-- START Records to use --
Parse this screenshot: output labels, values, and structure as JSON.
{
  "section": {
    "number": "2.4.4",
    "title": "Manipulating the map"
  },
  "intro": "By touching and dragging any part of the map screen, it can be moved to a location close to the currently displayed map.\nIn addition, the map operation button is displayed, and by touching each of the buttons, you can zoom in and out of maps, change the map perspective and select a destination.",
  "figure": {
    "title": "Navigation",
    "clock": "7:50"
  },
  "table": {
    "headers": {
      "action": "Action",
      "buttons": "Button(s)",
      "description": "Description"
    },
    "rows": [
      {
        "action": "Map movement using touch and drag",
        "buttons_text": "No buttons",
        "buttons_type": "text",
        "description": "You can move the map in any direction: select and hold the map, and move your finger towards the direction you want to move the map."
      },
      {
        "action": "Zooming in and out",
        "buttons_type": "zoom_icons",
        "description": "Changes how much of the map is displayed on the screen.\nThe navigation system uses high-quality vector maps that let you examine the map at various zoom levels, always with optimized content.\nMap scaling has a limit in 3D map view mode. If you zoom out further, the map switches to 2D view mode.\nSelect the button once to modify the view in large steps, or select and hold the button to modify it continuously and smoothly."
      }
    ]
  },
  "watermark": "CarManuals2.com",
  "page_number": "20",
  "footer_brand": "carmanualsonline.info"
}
-- END Records to use --
Exercise instructions: Filter the data for the string "select" and copy every line that has it.

Right answer:
  "intro": "By touching and dragging any part of the map screen, it can be moved to a location close to the currently displayed map.\nIn addition, the map operation button is displayed, and by touching each of the buttons, you can zoom in and out of maps, change the map perspective and select a destination.",
        "description": "You can move the map in any direction: select and hold the map, and move your finger towards the direction you want to move the map."
        "description": "Changes how much of the map is displayed on the screen.\nThe navigation system uses high-quality vector maps that let you examine the map at various zoom levels, always with optimized content.\nMap scaling has a limit in 3D map view mode. If you zoom out further, the map switches to 2D view mode.\nSelect the button once to modify the view in large steps, or select and hold the button to modify it continuously and smoothly."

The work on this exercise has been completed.